■ Short problem:
Copy out all the lines exactly. Omit pictures.

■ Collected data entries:
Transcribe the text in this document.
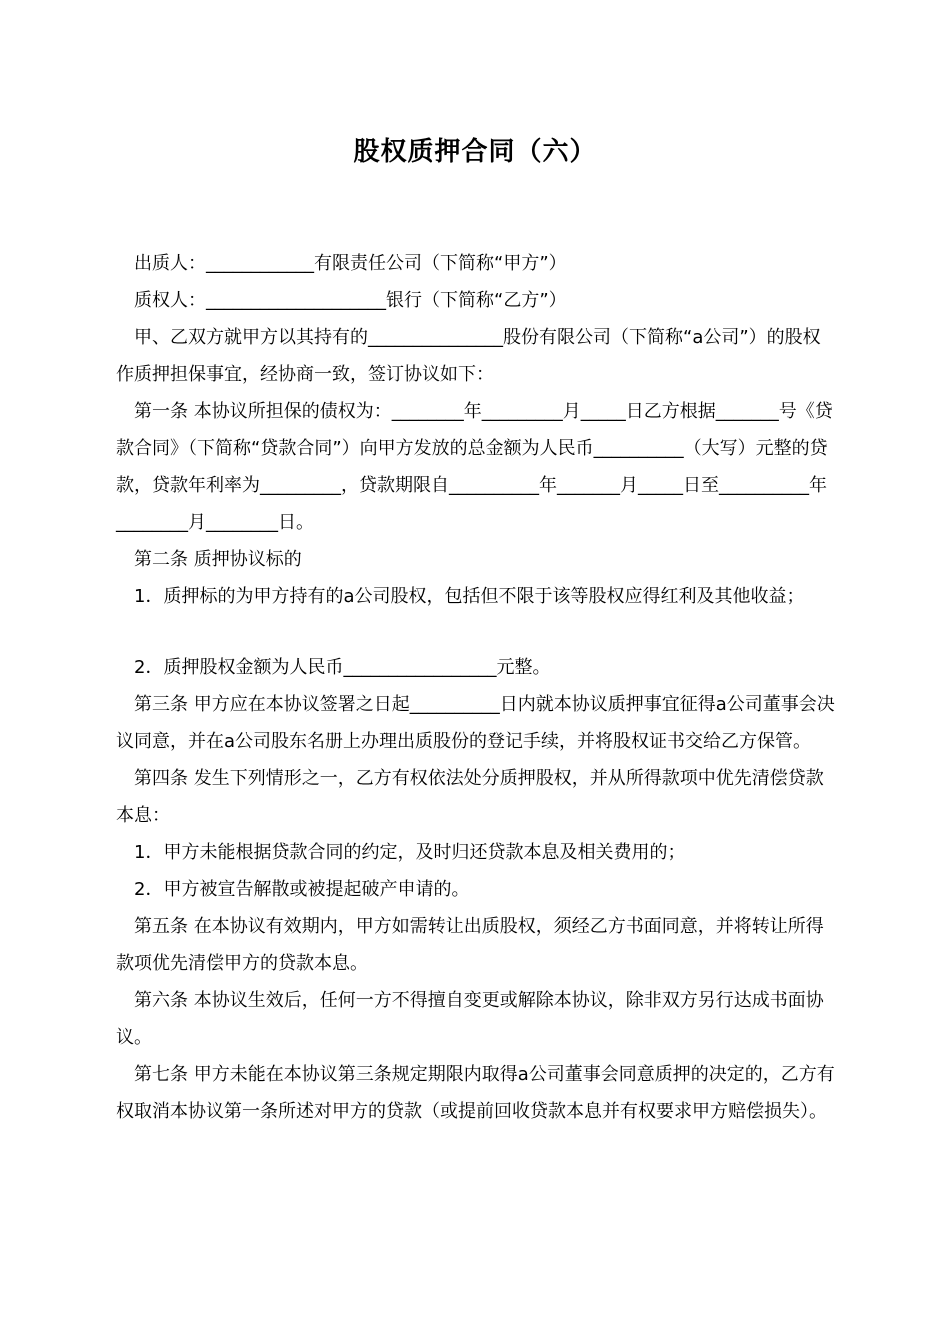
股权质押合同（六）

出质人：____________有限责任公司（下简称“甲方”）

质权人：____________________银行（下简称“乙方”）

甲、乙双方就甲方以其持有的_______________股份有限公司（下简称“a公司”）的股权作质押担保事宜，经协商一致，签订协议如下：

第一条 本协议所担保的债权为：________年_________月_____日乙方根据_______号《贷款合同》（下简称“贷款合同”）向甲方发放的总金额为人民币__________（大写）元整的贷款，贷款年利率为_________，贷款期限自__________年_______月_____日至__________年________月________日。

第二条 质押协议标的

1．质押标的为甲方持有的a公司股权，包括但不限于该等股权应得红利及其他收益；

2．质押股权金额为人民币_________________元整。

第三条 甲方应在本协议签署之日起__________日内就本协议质押事宜征得a公司董事会决议同意，并在a公司股东名册上办理出质股份的登记手续，并将股权证书交给乙方保管。

第四条 发生下列情形之一，乙方有权依法处分质押股权，并从所得款项中优先清偿贷款本息：

1．甲方未能根据贷款合同的约定，及时归还贷款本息及相关费用的；

2．甲方被宣告解散或被提起破产申请的。

第五条 在本协议有效期内，甲方如需转让出质股权，须经乙方书面同意，并将转让所得款项优先清偿甲方的贷款本息。

第六条 本协议生效后，任何一方不得擅自变更或解除本协议，除非双方另行达成书面协议。

第七条 甲方未能在本协议第三条规定期限内取得a公司董事会同意质押的决定的，乙方有权取消本协议第一条所述对甲方的贷款（或提前回收贷款本息并有权要求甲方赔偿损失）。
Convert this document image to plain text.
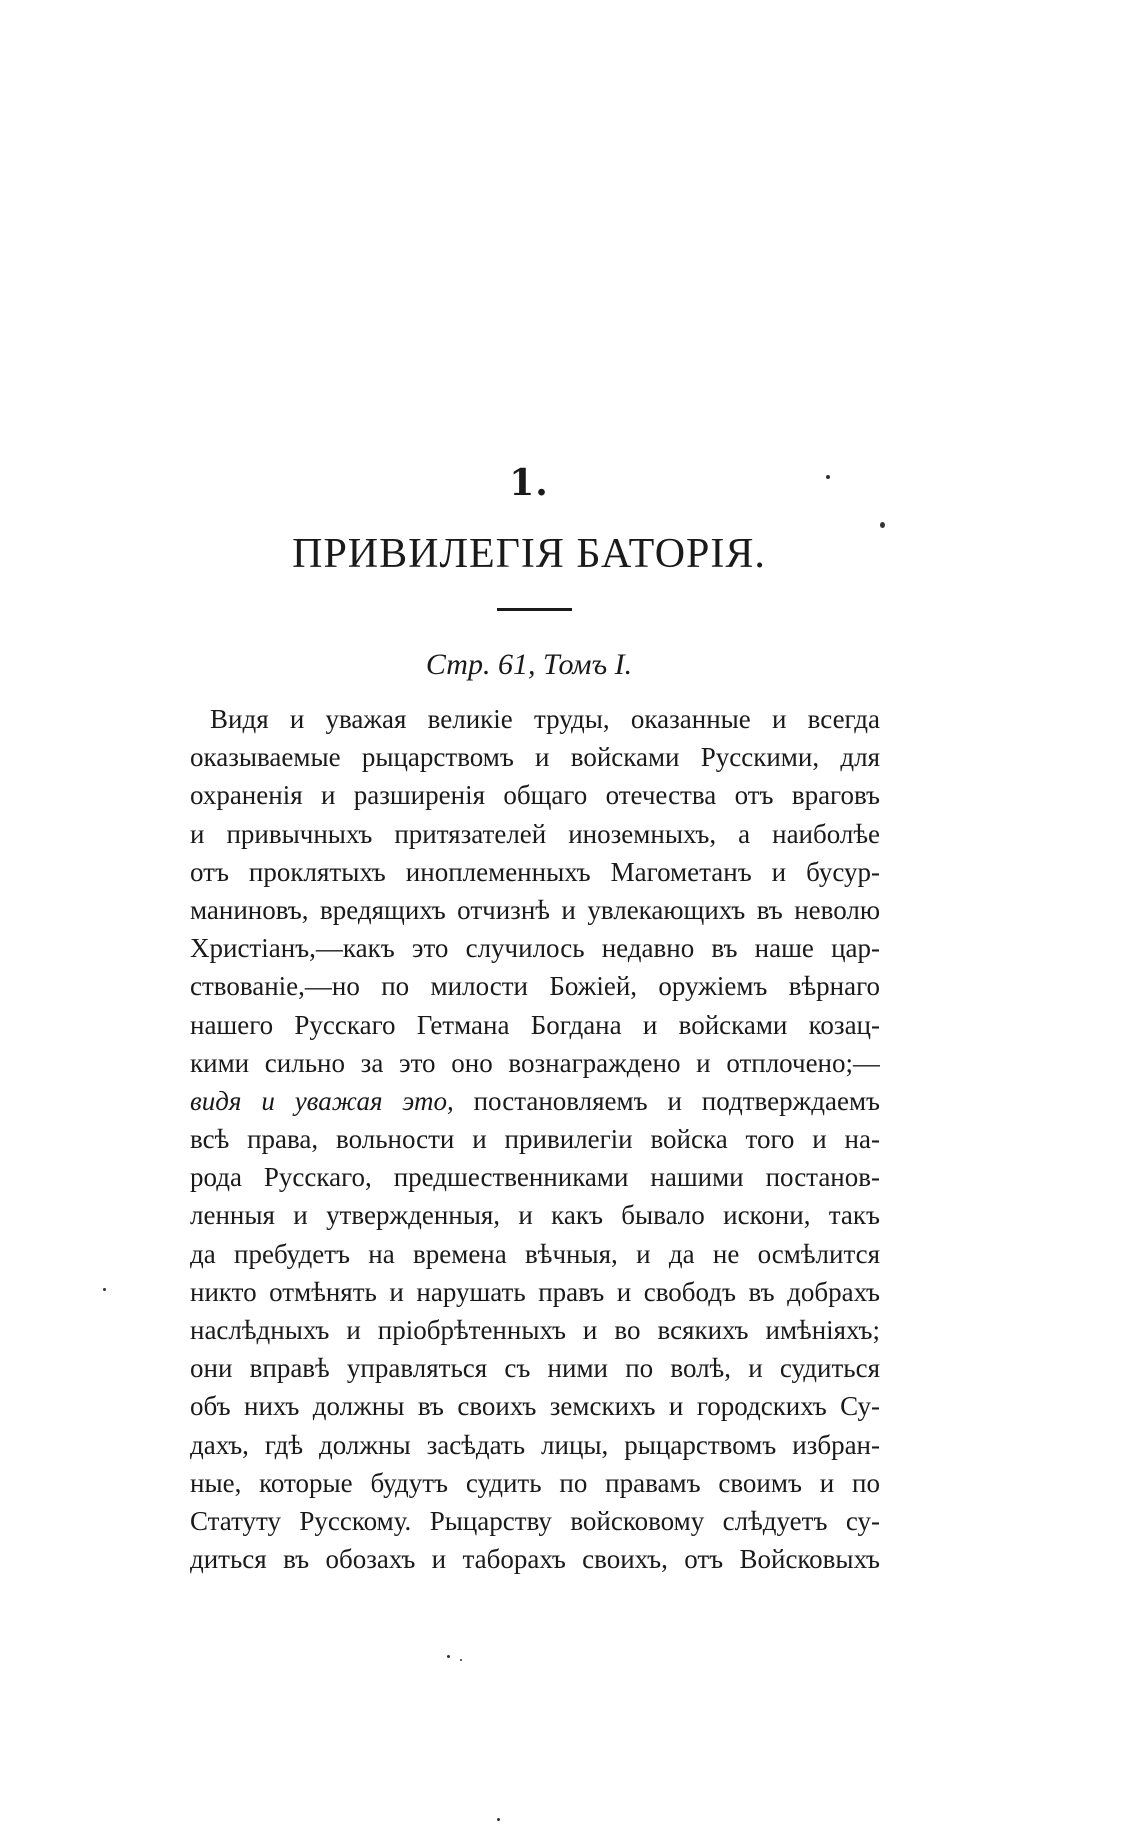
1.
ПРИВИЛЕГІЯ БАТОРІЯ.
Стр. 61, Томъ I.
Видя и уважая великіе труды, оказанные и всегда
оказываемые рыцарствомъ и войсками Русскими, для
охраненія и разширенія общаго отечества отъ враговъ
и привычныхъ притязателей иноземныхъ, а наиболѣе
отъ проклятыхъ иноплеменныхъ Магометанъ и бусур-
маниновъ, вредящихъ отчизнѣ и увлекающихъ въ неволю
Христіанъ,—какъ это случилось недавно въ наше цар-
ствованіе,—но по милости Божіей, оружіемъ вѣрнаго
нашего Русскаго Гетмана Богдана и войсками козац-
кими сильно за это оно вознаграждено и отплочено;—
видя и уважая это, постановляемъ и подтверждаемъ
всѣ права, вольности и привилегіи войска того и на-
рода Русскаго, предшественниками нашими постанов-
ленныя и утвержденныя, и какъ бывало искони, такъ
да пребудетъ на времена вѣчныя, и да не осмѣлится
никто отмѣнять и нарушать правъ и свободъ въ добрахъ
наслѣдныхъ и пріобрѣтенныхъ и во всякихъ имѣніяхъ;
они вправѣ управляться съ ними по волѣ, и судиться
объ нихъ должны въ своихъ земскихъ и городскихъ Су-
дахъ, гдѣ должны засѣдать лицы, рыцарствомъ избран-
ные, которые будутъ судить по правамъ своимъ и по
Статуту Русскому. Рыцарству войсковому слѣдуетъ су-
диться въ обозахъ и таборахъ своихъ, отъ Войсковыхъ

■ The result:
Transcribe the text in this document.
股权质押合同（六）

出质人：____________有限责任公司（下简称“甲方”）

质权人：____________________银行（下简称“乙方”）

甲、乙双方就甲方以其持有的_______________股份有限公司（下简称“a公司”）的股权作质押担保事宜，经协商一致，签订协议如下：

第一条 本协议所担保的债权为：________年_________月_____日乙方根据_______号《贷款合同》（下简称“贷款合同”）向甲方发放的总金额为人民币__________（大写）元整的贷款，贷款年利率为_________，贷款期限自__________年_______月_____日至__________年________月________日。

第二条 质押协议标的

1．质押标的为甲方持有的a公司股权，包括但不限于该等股权应得红利及其他收益；

2．质押股权金额为人民币_________________元整。

第三条 甲方应在本协议签署之日起__________日内就本协议质押事宜征得a公司董事会决议同意，并在a公司股东名册上办理出质股份的登记手续，并将股权证书交给乙方保管。

第四条 发生下列情形之一，乙方有权依法处分质押股权，并从所得款项中优先清偿贷款本息：

1．甲方未能根据贷款合同的约定，及时归还贷款本息及相关费用的；

2．甲方被宣告解散或被提起破产申请的。

第五条 在本协议有效期内，甲方如需转让出质股权，须经乙方书面同意，并将转让所得款项优先清偿甲方的贷款本息。

第六条 本协议生效后，任何一方不得擅自变更或解除本协议，除非双方另行达成书面协议。

第七条 甲方未能在本协议第三条规定期限内取得a公司董事会同意质押的决定的，乙方有权取消本协议第一条所述对甲方的贷款（或提前回收贷款本息并有权要求甲方赔偿损失）。
Convert this document image to plain text.
1.
ПРИВИЛЕГІЯ БАТОРІЯ.
Стр. 61, Томъ I.
Видя и уважая великіе труды, оказанные и всегда
оказываемые рыцарствомъ и войсками Русскими, для
охраненія и разширенія общаго отечества отъ враговъ
и привычныхъ притязателей иноземныхъ, а наиболѣе
отъ проклятыхъ иноплеменныхъ Магометанъ и бусур-
маниновъ, вредящихъ отчизнѣ и увлекающихъ въ неволю
Христіанъ,—какъ это случилось недавно въ наше цар-
ствованіе,—но по милости Божіей, оружіемъ вѣрнаго
нашего Русскаго Гетмана Богдана и войсками козац-
кими сильно за это оно вознаграждено и отплочено;—
видя и уважая это, постановляемъ и подтверждаемъ
всѣ права, вольности и привилегіи войска того и на-
рода Русскаго, предшественниками нашими постанов-
ленныя и утвержденныя, и какъ бывало искони, такъ
да пребудетъ на времена вѣчныя, и да не осмѣлится
никто отмѣнять и нарушать правъ и свободъ въ добрахъ
наслѣдныхъ и пріобрѣтенныхъ и во всякихъ имѣніяхъ;
они вправѣ управляться съ ними по волѣ, и судиться
объ нихъ должны въ своихъ земскихъ и городскихъ Су-
дахъ, гдѣ должны засѣдать лицы, рыцарствомъ избран-
ные, которые будутъ судить по правамъ своимъ и по
Статуту Русскому. Рыцарству войсковому слѣдуетъ су-
диться въ обозахъ и таборахъ своихъ, отъ Войсковыхъ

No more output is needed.